= Exercise details =
Work out the number of lines containing "name". Answer with nothing but that number.

= Material for the task =
- - -

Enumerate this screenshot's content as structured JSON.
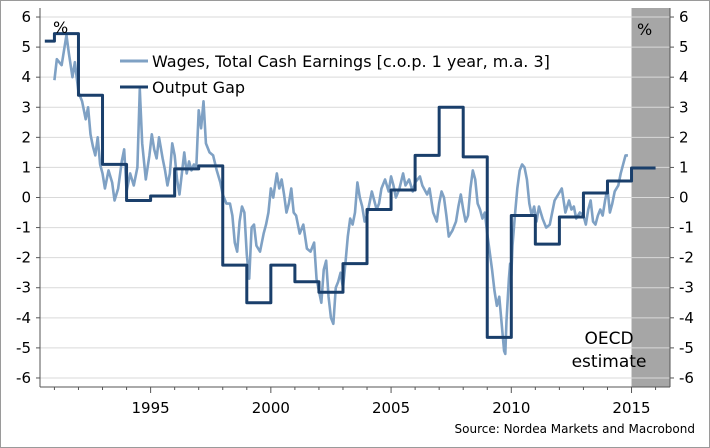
{
  "chart_data": {
    "type": "line",
    "title": "",
    "xlabel": "",
    "ylabel": "",
    "xlim": [
      1990.4,
      2016.6
    ],
    "ylim": [
      -6.3,
      6.3
    ],
    "x_ticks": [
      "1995",
      "2000",
      "2005",
      "2010",
      "2015"
    ],
    "y_ticks": [
      "6",
      "5",
      "4",
      "3",
      "2",
      "1",
      "0",
      "-1",
      "-2",
      "-3",
      "-4",
      "-5",
      "-6"
    ],
    "left_unit": "%",
    "right_unit": "%",
    "grid": "horizontal",
    "legend_position": "top-center",
    "shaded_region": {
      "x_from": 2015.0,
      "x_to": 2016.6,
      "label_line1": "OECD",
      "label_line2": "estimate",
      "color": "#a6a6a6"
    },
    "source": "Source: Nordea Markets and Macrobond",
    "series": [
      {
        "name": "Wages, Total Cash Earnings [c.o.p. 1 year, m.a. 3]",
        "color": "#7fa1c4",
        "points": [
          [
            1991.0,
            3.9
          ],
          [
            1991.1,
            4.6
          ],
          [
            1991.3,
            4.4
          ],
          [
            1991.5,
            5.4
          ],
          [
            1991.6,
            4.8
          ],
          [
            1991.75,
            4.0
          ],
          [
            1991.85,
            4.5
          ],
          [
            1992.0,
            3.5
          ],
          [
            1992.15,
            3.2
          ],
          [
            1992.3,
            2.6
          ],
          [
            1992.4,
            3.0
          ],
          [
            1992.5,
            2.1
          ],
          [
            1992.6,
            1.7
          ],
          [
            1992.7,
            1.4
          ],
          [
            1992.8,
            2.0
          ],
          [
            1992.9,
            1.1
          ],
          [
            1993.0,
            0.8
          ],
          [
            1993.1,
            0.3
          ],
          [
            1993.25,
            0.9
          ],
          [
            1993.4,
            0.5
          ],
          [
            1993.5,
            -0.1
          ],
          [
            1993.65,
            0.3
          ],
          [
            1993.8,
            1.2
          ],
          [
            1993.9,
            1.6
          ],
          [
            1994.0,
            0.2
          ],
          [
            1994.15,
            0.8
          ],
          [
            1994.3,
            0.4
          ],
          [
            1994.45,
            1.0
          ],
          [
            1994.55,
            3.6
          ],
          [
            1994.65,
            1.8
          ],
          [
            1994.8,
            0.6
          ],
          [
            1994.95,
            1.4
          ],
          [
            1995.05,
            2.1
          ],
          [
            1995.15,
            1.6
          ],
          [
            1995.25,
            1.3
          ],
          [
            1995.35,
            2.0
          ],
          [
            1995.5,
            1.3
          ],
          [
            1995.6,
            0.9
          ],
          [
            1995.7,
            0.4
          ],
          [
            1995.8,
            0.8
          ],
          [
            1995.9,
            1.8
          ],
          [
            1996.0,
            1.4
          ],
          [
            1996.1,
            0.6
          ],
          [
            1996.2,
            0.1
          ],
          [
            1996.3,
            0.8
          ],
          [
            1996.4,
            1.5
          ],
          [
            1996.5,
            0.8
          ],
          [
            1996.6,
            1.2
          ],
          [
            1996.7,
            0.9
          ],
          [
            1996.8,
            1.1
          ],
          [
            1996.9,
            1.0
          ],
          [
            1997.0,
            2.9
          ],
          [
            1997.1,
            2.3
          ],
          [
            1997.2,
            3.2
          ],
          [
            1997.3,
            1.8
          ],
          [
            1997.45,
            1.5
          ],
          [
            1997.6,
            1.4
          ],
          [
            1997.75,
            0.9
          ],
          [
            1997.9,
            0.5
          ],
          [
            1998.0,
            0.1
          ],
          [
            1998.15,
            -0.2
          ],
          [
            1998.3,
            -0.2
          ],
          [
            1998.4,
            -0.6
          ],
          [
            1998.5,
            -1.5
          ],
          [
            1998.6,
            -1.8
          ],
          [
            1998.7,
            -0.8
          ],
          [
            1998.8,
            -0.3
          ],
          [
            1998.9,
            -0.5
          ],
          [
            1999.0,
            -1.9
          ],
          [
            1999.1,
            -2.7
          ],
          [
            1999.2,
            -1.0
          ],
          [
            1999.3,
            -0.9
          ],
          [
            1999.4,
            -1.6
          ],
          [
            1999.55,
            -1.8
          ],
          [
            1999.7,
            -1.2
          ],
          [
            1999.8,
            -0.9
          ],
          [
            1999.9,
            -0.5
          ],
          [
            2000.0,
            0.3
          ],
          [
            2000.1,
            0.0
          ],
          [
            2000.25,
            0.8
          ],
          [
            2000.35,
            0.3
          ],
          [
            2000.45,
            0.6
          ],
          [
            2000.55,
            0.1
          ],
          [
            2000.65,
            -0.5
          ],
          [
            2000.75,
            -0.2
          ],
          [
            2000.85,
            0.3
          ],
          [
            2000.95,
            -0.5
          ],
          [
            2001.05,
            -0.6
          ],
          [
            2001.2,
            -1.2
          ],
          [
            2001.35,
            -0.9
          ],
          [
            2001.5,
            -1.7
          ],
          [
            2001.65,
            -1.8
          ],
          [
            2001.8,
            -1.5
          ],
          [
            2001.9,
            -2.7
          ],
          [
            2002.0,
            -3.1
          ],
          [
            2002.1,
            -3.5
          ],
          [
            2002.2,
            -2.4
          ],
          [
            2002.3,
            -2.1
          ],
          [
            2002.4,
            -3.3
          ],
          [
            2002.5,
            -4.0
          ],
          [
            2002.6,
            -4.2
          ],
          [
            2002.7,
            -3.0
          ],
          [
            2002.8,
            -2.8
          ],
          [
            2002.9,
            -2.5
          ],
          [
            2003.0,
            -3.0
          ],
          [
            2003.1,
            -2.2
          ],
          [
            2003.2,
            -1.3
          ],
          [
            2003.3,
            -0.7
          ],
          [
            2003.4,
            -0.9
          ],
          [
            2003.5,
            -0.5
          ],
          [
            2003.6,
            0.5
          ],
          [
            2003.7,
            0.0
          ],
          [
            2003.8,
            -0.3
          ],
          [
            2003.9,
            -0.8
          ],
          [
            2004.0,
            -0.6
          ],
          [
            2004.1,
            -0.2
          ],
          [
            2004.2,
            0.2
          ],
          [
            2004.3,
            -0.1
          ],
          [
            2004.4,
            -0.4
          ],
          [
            2004.5,
            -0.2
          ],
          [
            2004.6,
            0.3
          ],
          [
            2004.75,
            0.6
          ],
          [
            2004.9,
            0.2
          ],
          [
            2005.0,
            0.7
          ],
          [
            2005.1,
            0.4
          ],
          [
            2005.2,
            0.0
          ],
          [
            2005.35,
            0.3
          ],
          [
            2005.5,
            0.8
          ],
          [
            2005.6,
            0.4
          ],
          [
            2005.75,
            0.6
          ],
          [
            2005.9,
            0.2
          ],
          [
            2006.0,
            0.5
          ],
          [
            2006.2,
            0.7
          ],
          [
            2006.3,
            0.4
          ],
          [
            2006.5,
            0.1
          ],
          [
            2006.6,
            0.3
          ],
          [
            2006.75,
            -0.5
          ],
          [
            2006.9,
            -0.8
          ],
          [
            2007.0,
            -0.2
          ],
          [
            2007.1,
            0.2
          ],
          [
            2007.2,
            0.0
          ],
          [
            2007.3,
            -0.6
          ],
          [
            2007.4,
            -1.3
          ],
          [
            2007.55,
            -1.1
          ],
          [
            2007.7,
            -0.8
          ],
          [
            2007.8,
            -0.3
          ],
          [
            2007.9,
            0.1
          ],
          [
            2008.0,
            -0.4
          ],
          [
            2008.1,
            -0.8
          ],
          [
            2008.2,
            -0.6
          ],
          [
            2008.3,
            0.3
          ],
          [
            2008.4,
            0.9
          ],
          [
            2008.5,
            0.6
          ],
          [
            2008.6,
            -0.2
          ],
          [
            2008.7,
            -0.4
          ],
          [
            2008.8,
            -0.7
          ],
          [
            2008.9,
            -0.5
          ],
          [
            2009.0,
            -1.2
          ],
          [
            2009.1,
            -1.8
          ],
          [
            2009.2,
            -2.4
          ],
          [
            2009.3,
            -3.1
          ],
          [
            2009.4,
            -3.6
          ],
          [
            2009.5,
            -3.3
          ],
          [
            2009.6,
            -4.2
          ],
          [
            2009.7,
            -5.1
          ],
          [
            2009.75,
            -5.2
          ],
          [
            2009.8,
            -4.1
          ],
          [
            2009.9,
            -2.7
          ],
          [
            2009.95,
            -2.2
          ],
          [
            2010.0,
            -2.6
          ],
          [
            2010.05,
            -1.6
          ],
          [
            2010.15,
            -0.6
          ],
          [
            2010.25,
            0.3
          ],
          [
            2010.35,
            0.9
          ],
          [
            2010.45,
            1.1
          ],
          [
            2010.55,
            1.0
          ],
          [
            2010.65,
            0.6
          ],
          [
            2010.75,
            -0.2
          ],
          [
            2010.85,
            -0.6
          ],
          [
            2010.95,
            -0.3
          ],
          [
            2011.05,
            -0.8
          ],
          [
            2011.15,
            -0.3
          ],
          [
            2011.3,
            -0.7
          ],
          [
            2011.45,
            -1.0
          ],
          [
            2011.6,
            -0.9
          ],
          [
            2011.8,
            -0.1
          ],
          [
            2011.95,
            0.1
          ],
          [
            2012.1,
            0.3
          ],
          [
            2012.25,
            -0.5
          ],
          [
            2012.4,
            -0.1
          ],
          [
            2012.5,
            -0.4
          ],
          [
            2012.6,
            -0.3
          ],
          [
            2012.7,
            -0.7
          ],
          [
            2012.85,
            -0.5
          ],
          [
            2013.0,
            -0.6
          ],
          [
            2013.1,
            -0.9
          ],
          [
            2013.2,
            -0.4
          ],
          [
            2013.3,
            -0.1
          ],
          [
            2013.4,
            -0.8
          ],
          [
            2013.5,
            -0.9
          ],
          [
            2013.6,
            -0.6
          ],
          [
            2013.7,
            -0.4
          ],
          [
            2013.8,
            -0.6
          ],
          [
            2013.9,
            -0.1
          ],
          [
            2014.0,
            0.3
          ],
          [
            2014.1,
            -0.5
          ],
          [
            2014.2,
            -0.2
          ],
          [
            2014.3,
            0.2
          ],
          [
            2014.45,
            0.4
          ],
          [
            2014.55,
            0.8
          ],
          [
            2014.65,
            1.1
          ],
          [
            2014.75,
            1.4
          ],
          [
            2014.85,
            1.4
          ]
        ]
      },
      {
        "name": "Output Gap",
        "color": "#1a3f6b",
        "points": [
          [
            1990.6,
            5.2
          ],
          [
            1991.0,
            5.2
          ],
          [
            1991.0,
            5.45
          ],
          [
            1992.0,
            5.45
          ],
          [
            1992.0,
            3.4
          ],
          [
            1993.0,
            3.4
          ],
          [
            1993.0,
            1.1
          ],
          [
            1994.0,
            1.1
          ],
          [
            1994.0,
            -0.1
          ],
          [
            1995.0,
            -0.1
          ],
          [
            1995.0,
            0.05
          ],
          [
            1996.0,
            0.05
          ],
          [
            1996.0,
            0.95
          ],
          [
            1997.0,
            0.95
          ],
          [
            1997.0,
            1.05
          ],
          [
            1998.0,
            1.05
          ],
          [
            1998.0,
            -2.25
          ],
          [
            1999.0,
            -2.25
          ],
          [
            1999.0,
            -3.5
          ],
          [
            2000.0,
            -3.5
          ],
          [
            2000.0,
            -2.25
          ],
          [
            2001.0,
            -2.25
          ],
          [
            2001.0,
            -2.8
          ],
          [
            2002.0,
            -2.8
          ],
          [
            2002.0,
            -3.15
          ],
          [
            2003.0,
            -3.15
          ],
          [
            2003.0,
            -2.2
          ],
          [
            2004.0,
            -2.2
          ],
          [
            2004.0,
            -0.4
          ],
          [
            2005.0,
            -0.4
          ],
          [
            2005.0,
            0.25
          ],
          [
            2006.0,
            0.25
          ],
          [
            2006.0,
            1.4
          ],
          [
            2007.0,
            1.4
          ],
          [
            2007.0,
            3.0
          ],
          [
            2008.0,
            3.0
          ],
          [
            2008.0,
            1.35
          ],
          [
            2009.0,
            1.35
          ],
          [
            2009.0,
            -4.65
          ],
          [
            2010.0,
            -4.65
          ],
          [
            2010.0,
            -0.6
          ],
          [
            2011.0,
            -0.6
          ],
          [
            2011.0,
            -1.55
          ],
          [
            2012.0,
            -1.55
          ],
          [
            2012.0,
            -0.65
          ],
          [
            2013.0,
            -0.65
          ],
          [
            2013.0,
            0.15
          ],
          [
            2014.0,
            0.15
          ],
          [
            2014.0,
            0.55
          ],
          [
            2015.0,
            0.55
          ],
          [
            2015.0,
            0.98
          ],
          [
            2016.0,
            0.98
          ]
        ]
      }
    ]
  }
}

- - -

= Solution to the exercise =
2